> [STATED EXERCISE]: Retype all of the data. Every line must match exactly.

[BEGIN DATASET]

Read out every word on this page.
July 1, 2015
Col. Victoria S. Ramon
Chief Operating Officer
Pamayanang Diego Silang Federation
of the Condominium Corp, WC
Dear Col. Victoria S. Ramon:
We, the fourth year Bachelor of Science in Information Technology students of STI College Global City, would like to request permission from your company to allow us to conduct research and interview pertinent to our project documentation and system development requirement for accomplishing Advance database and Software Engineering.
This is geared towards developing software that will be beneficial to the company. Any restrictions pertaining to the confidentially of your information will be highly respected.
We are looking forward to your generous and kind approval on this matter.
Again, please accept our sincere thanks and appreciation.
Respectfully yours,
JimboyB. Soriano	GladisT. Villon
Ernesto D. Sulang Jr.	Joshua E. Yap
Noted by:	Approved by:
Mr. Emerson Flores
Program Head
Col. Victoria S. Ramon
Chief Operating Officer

[END DATASET]

> [COMPLETED TASK]:
Read out every word on this page.
July 1, 2015
Col. Victoria S. Ramon
Chief Operating Officer
Pamayanang Diego Silang Federation
of the Condominium Corp, WC
Dear Col. Victoria S. Ramon:
We, the fourth year Bachelor of Science in Information Technology students of STI College Global City, would like to request permission from your company to allow us to conduct research and interview pertinent to our project documentation and system development requirement for accomplishing Advance database and Software Engineering.
This is geared towards developing software that will be beneficial to the company. Any restrictions pertaining to the confidentially of your information will be highly respected.
We are looking forward to your generous and kind approval on this matter.
Again, please accept our sincere thanks and appreciation.
Respectfully yours,
JimboyB. Soriano	GladisT. Villon
Ernesto D. Sulang Jr.	Joshua E. Yap
Noted by:	Approved by:
Mr. Emerson Flores
Program Head
Col. Victoria S. Ramon
Chief Operating Officer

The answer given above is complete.